PROBLEM TO WORK ON:
Collect the lines of the entries where "JSON" shows up.

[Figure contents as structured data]
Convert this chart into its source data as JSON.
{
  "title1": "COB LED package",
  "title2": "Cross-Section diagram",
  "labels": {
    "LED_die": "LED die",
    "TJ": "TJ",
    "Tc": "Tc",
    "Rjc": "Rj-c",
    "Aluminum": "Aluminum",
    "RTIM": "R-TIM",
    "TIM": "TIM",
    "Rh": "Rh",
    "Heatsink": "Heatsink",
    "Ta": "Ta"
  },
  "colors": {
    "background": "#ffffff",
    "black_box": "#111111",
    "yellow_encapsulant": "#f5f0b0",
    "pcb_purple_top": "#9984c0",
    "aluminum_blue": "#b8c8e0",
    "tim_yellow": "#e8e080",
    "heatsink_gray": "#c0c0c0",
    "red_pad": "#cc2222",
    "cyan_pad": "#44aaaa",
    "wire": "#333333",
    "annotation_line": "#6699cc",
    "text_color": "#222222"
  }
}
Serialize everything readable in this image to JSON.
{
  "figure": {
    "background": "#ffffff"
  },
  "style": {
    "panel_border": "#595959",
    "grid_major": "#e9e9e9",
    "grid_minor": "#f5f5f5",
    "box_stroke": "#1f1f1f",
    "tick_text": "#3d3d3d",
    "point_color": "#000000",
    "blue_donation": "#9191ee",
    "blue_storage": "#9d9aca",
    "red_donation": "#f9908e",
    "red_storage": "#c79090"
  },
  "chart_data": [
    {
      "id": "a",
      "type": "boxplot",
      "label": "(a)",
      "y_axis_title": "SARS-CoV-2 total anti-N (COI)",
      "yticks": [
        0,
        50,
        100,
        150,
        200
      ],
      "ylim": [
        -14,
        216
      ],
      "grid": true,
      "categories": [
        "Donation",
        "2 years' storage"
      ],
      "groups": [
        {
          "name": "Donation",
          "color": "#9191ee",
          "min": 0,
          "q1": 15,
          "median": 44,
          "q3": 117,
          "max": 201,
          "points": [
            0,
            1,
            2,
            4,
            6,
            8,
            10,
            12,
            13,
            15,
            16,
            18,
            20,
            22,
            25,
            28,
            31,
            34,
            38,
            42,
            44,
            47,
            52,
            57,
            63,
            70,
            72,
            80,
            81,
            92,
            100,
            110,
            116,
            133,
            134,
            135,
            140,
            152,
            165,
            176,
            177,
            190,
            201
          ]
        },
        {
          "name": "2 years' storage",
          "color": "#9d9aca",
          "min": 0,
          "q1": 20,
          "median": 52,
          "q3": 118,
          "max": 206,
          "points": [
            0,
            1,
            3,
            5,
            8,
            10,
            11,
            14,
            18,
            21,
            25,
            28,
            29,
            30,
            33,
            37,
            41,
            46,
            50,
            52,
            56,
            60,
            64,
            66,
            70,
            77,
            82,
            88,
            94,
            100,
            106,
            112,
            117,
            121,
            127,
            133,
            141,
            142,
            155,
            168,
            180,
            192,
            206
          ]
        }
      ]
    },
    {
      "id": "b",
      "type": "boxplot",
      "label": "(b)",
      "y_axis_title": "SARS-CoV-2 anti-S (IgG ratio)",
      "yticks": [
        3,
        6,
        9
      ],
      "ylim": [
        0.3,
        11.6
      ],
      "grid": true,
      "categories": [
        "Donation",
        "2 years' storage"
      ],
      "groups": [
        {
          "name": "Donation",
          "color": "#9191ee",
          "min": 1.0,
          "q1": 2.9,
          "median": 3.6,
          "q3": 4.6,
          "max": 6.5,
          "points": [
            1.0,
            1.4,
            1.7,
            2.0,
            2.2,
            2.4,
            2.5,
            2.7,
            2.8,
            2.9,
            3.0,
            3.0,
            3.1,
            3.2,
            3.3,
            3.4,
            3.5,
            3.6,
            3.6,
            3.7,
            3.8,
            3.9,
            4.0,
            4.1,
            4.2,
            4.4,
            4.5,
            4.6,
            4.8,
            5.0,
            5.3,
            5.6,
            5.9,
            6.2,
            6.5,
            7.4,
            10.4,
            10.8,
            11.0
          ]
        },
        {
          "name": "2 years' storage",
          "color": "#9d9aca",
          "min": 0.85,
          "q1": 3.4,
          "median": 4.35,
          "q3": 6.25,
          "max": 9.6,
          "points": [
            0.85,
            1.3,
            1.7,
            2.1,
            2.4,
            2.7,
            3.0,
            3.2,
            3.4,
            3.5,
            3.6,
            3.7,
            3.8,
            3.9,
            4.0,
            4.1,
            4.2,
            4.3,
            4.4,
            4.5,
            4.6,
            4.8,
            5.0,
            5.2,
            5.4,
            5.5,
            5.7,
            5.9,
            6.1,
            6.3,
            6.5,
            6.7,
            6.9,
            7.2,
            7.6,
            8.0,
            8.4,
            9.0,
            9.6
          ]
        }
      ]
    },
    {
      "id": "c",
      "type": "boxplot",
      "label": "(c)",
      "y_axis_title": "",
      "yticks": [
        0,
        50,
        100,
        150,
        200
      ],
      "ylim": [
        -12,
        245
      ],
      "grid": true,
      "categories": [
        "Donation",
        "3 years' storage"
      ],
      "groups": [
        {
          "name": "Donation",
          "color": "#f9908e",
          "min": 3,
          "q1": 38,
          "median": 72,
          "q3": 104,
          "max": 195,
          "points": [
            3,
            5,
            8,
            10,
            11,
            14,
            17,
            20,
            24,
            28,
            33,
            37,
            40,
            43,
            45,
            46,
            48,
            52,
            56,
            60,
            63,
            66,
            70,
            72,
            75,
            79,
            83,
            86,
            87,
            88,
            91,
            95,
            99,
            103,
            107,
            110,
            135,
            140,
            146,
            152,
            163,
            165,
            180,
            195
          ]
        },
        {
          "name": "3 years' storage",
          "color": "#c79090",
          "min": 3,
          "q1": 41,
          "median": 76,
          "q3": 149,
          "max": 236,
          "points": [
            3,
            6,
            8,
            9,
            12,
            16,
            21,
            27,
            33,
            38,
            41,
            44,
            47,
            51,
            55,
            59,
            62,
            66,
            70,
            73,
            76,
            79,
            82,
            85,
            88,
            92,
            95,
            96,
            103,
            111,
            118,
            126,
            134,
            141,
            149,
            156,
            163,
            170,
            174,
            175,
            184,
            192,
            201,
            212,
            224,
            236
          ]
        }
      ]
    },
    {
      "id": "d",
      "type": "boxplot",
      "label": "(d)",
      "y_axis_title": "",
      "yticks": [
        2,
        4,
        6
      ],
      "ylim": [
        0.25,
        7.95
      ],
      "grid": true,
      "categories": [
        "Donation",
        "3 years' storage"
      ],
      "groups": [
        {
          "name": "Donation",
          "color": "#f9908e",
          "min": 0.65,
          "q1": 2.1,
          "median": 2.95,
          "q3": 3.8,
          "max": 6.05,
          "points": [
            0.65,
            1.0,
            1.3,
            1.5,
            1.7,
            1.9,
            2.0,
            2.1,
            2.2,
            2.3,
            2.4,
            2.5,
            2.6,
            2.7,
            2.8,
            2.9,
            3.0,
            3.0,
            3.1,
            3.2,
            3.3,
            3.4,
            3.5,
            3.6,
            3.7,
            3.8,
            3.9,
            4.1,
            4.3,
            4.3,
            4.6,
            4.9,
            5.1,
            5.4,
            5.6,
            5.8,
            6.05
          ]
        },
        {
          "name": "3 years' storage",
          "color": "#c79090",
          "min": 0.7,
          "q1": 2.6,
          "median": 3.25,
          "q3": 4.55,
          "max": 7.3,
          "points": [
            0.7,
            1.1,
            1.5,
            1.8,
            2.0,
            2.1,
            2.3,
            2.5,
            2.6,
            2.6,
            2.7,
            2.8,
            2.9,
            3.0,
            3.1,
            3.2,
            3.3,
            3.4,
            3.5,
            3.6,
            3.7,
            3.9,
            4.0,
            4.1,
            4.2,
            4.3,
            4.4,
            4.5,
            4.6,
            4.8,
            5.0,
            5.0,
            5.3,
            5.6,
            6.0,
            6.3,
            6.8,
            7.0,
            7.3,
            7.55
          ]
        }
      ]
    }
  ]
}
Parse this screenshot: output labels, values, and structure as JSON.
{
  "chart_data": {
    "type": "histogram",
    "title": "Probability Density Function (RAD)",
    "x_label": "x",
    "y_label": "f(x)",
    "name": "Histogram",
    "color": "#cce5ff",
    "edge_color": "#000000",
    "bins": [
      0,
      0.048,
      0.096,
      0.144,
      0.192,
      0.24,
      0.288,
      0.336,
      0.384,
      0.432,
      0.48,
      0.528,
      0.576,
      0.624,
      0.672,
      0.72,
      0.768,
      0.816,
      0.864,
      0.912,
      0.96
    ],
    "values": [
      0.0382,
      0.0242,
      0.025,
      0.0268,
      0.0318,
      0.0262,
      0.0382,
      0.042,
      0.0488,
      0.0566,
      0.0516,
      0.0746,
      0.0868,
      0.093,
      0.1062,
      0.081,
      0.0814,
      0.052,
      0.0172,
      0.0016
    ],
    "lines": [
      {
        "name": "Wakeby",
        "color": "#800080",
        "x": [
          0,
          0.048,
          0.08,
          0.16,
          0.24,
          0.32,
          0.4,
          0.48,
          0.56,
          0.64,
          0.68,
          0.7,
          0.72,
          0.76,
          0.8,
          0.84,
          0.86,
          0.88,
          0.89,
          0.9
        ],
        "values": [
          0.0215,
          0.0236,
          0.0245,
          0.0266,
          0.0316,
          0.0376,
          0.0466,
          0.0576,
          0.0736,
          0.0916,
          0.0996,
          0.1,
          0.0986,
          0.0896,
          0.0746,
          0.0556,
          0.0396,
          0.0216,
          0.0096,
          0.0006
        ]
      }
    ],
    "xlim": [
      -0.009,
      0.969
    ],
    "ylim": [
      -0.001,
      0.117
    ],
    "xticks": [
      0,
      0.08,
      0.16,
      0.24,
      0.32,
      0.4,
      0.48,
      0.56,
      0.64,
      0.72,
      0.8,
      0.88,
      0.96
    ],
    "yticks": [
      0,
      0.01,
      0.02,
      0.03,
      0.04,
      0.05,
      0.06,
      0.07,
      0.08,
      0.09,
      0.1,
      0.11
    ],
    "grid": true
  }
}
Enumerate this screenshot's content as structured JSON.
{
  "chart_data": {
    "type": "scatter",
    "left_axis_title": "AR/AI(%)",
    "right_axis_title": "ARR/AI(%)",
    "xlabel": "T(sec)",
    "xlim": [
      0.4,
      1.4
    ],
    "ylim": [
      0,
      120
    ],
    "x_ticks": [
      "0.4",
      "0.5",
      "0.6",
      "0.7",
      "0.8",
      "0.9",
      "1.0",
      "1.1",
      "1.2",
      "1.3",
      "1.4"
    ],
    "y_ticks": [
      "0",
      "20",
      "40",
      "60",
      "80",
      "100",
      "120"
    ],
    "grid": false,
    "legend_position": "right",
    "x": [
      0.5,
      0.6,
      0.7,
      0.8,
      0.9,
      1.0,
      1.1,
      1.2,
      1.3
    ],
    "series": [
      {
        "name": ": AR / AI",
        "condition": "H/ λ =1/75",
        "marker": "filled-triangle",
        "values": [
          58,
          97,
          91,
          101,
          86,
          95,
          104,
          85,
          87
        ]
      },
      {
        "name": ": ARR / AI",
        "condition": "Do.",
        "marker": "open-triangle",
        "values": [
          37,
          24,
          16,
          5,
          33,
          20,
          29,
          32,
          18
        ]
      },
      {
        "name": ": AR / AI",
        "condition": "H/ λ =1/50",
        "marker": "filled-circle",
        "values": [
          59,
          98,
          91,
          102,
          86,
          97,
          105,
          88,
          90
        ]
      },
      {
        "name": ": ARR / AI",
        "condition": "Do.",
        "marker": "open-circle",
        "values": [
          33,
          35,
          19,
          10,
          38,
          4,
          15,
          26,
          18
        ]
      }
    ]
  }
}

FULL ANSWER:
Convert this chart into its source data as JSON.
Serialize everything readable in this image to JSON.
Parse this screenshot: output labels, values, and structure as JSON.
Enumerate this screenshot's content as structured JSON.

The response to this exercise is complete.